(Exercise objective):
Copy, from the entries below, each line where the word "María" can be found.

▶

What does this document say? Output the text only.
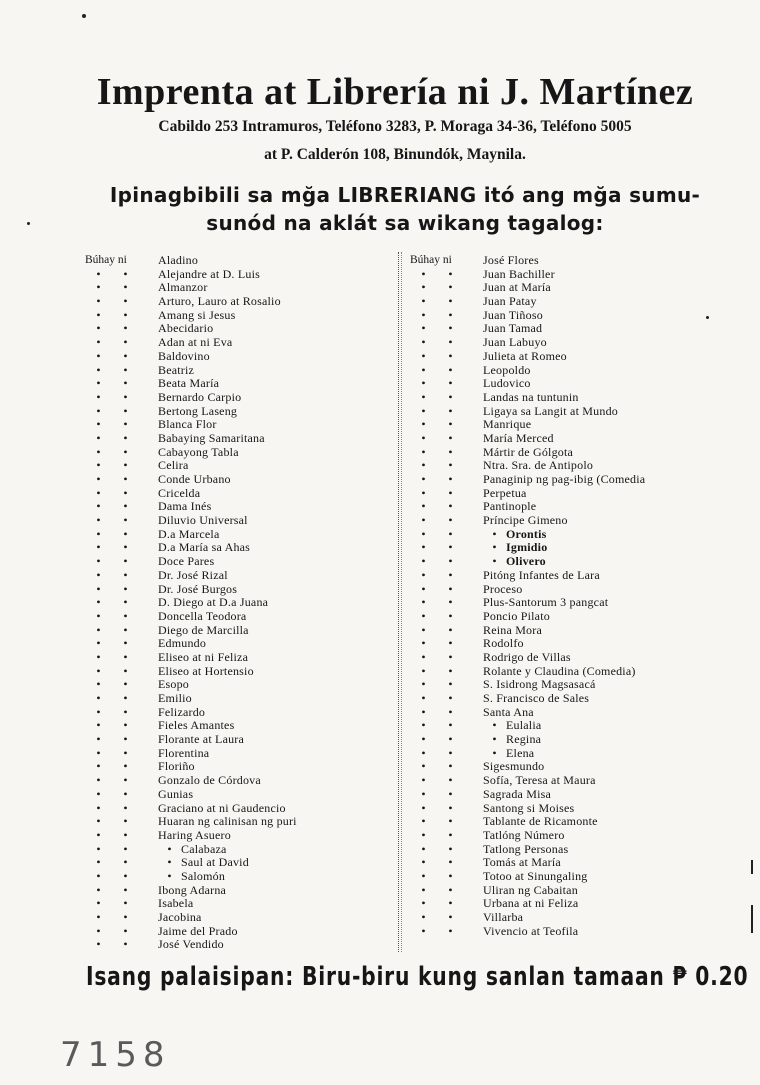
Imprenta at Librería ni J. Martínez

Cabildo 253 Intramuros, Teléfono 3283, P. Moraga 34-36, Teléfono 5005

at P. Calderón 108, Binundók, Maynila.

Ipinagbibili sa mğa LIBRERIANG itó ang mğa sumu-

sunód na aklát sa wikang tagalog:

Búhay ni	Aladino
•	•	Alejandre at D. Luis
•	•	Almanzor
•	•	Arturo, Lauro at Rosalio
•	•	Amang si Jesus
•	•	Abecidario
•	•	Adan at ni Eva
•	•	Baldovino
•	•	Beatriz
•	•	Beata María
•	•	Bernardo Carpio
•	•	Bertong Laseng
•	•	Blanca Flor
•	•	Babaying Samaritana
•	•	Cabayong Tabla
•	•	Celira
•	•	Conde Urbano
•	•	Cricelda
•	•	Dama Inés
•	•	Diluvio Universal
•	•	D.a Marcela
•	•	D.a María sa Ahas
•	•	Doce Pares
•	•	Dr. José Rizal
•	•	Dr. José Burgos
•	•	D. Diego at D.a Juana
•	•	Doncella Teodora
•	•	Diego de Marcilla
•	•	Edmundo
•	•	Eliseo at ni Feliza
•	•	Eliseo at Hortensio
•	•	Esopo
•	•	Emilio
•	•	Felizardo
•	•	Fieles Amantes
•	•	Florante at Laura
•	•	Florentina
•	•	Floriño
•	•	Gonzalo de Córdova
•	•	Gunias
•	•	Graciano at ni Gaudencio
•	•	Huaran ng calinisan ng puri
•	•	Haring Asuero
•	•	• Calabaza
•	•	• Saul at David
•	•	• Salomón
•	•	Ibong Adarna
•	•	Isabela
•	•	Jacobina
•	•	Jaime del Prado
•	•	José Vendido
Búhay ni	José Flores
•	•	Juan Bachiller
•	•	Juan at María
•	•	Juan Patay
•	•	Juan Tiñoso
•	•	Juan Tamad
•	•	Juan Labuyo
•	•	Julieta at Romeo
•	•	Leopoldo
•	•	Ludovico
•	•	Landas na tuntunin
•	•	Ligaya sa Langit at Mundo
•	•	Manrique
•	•	María Merced
•	•	Mártir de Gólgota
•	•	Ntra. Sra. de Antipolo
•	•	Panaginip ng pag-ibig (Comedia
•	•	Perpetua
•	•	Pantinople
•	•	Príncipe Gimeno
•	•	• Orontis
•	•	• Igmidio
•	•	• Olivero
•	•	Pitóng Infantes de Lara
•	•	Proceso
•	•	Plus-Santorum 3 pangcat
•	•	Poncio Pilato
•	•	Reina Mora
•	•	Rodolfo
•	•	Rodrigo de Villas
•	•	Rolante y Claudina (Comedia)
•	•	S. Isidrong Magsasacá
•	•	S. Francisco de Sales
•	•	Santa Ana
•	•	• Eulalia
•	•	• Regina
•	•	• Elena
•	•	Sigesmundo
•	•	Sofía, Teresa at Maura
•	•	Sagrada Misa
•	•	Santong si Moises
•	•	Tablante de Ricamonte
•	•	Tatlóng Número
•	•	Tatlong Personas
•	•	Tomás at María
•	•	Totoo at Sinungaling
•	•	Uliran ng Cabaitan
•	•	Urbana at ni Feliza
•	•	Villarba
•	•	Vivencio at Teofila

Isang palaisipan: Biru-biru kung sanlan tamaan ₱ 0.20

7158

◀

(Correct result):
•	•	Beata María
•	•	D.a María sa Ahas
•	•	Juan at María
•	•	María Merced
•	•	Tomás at María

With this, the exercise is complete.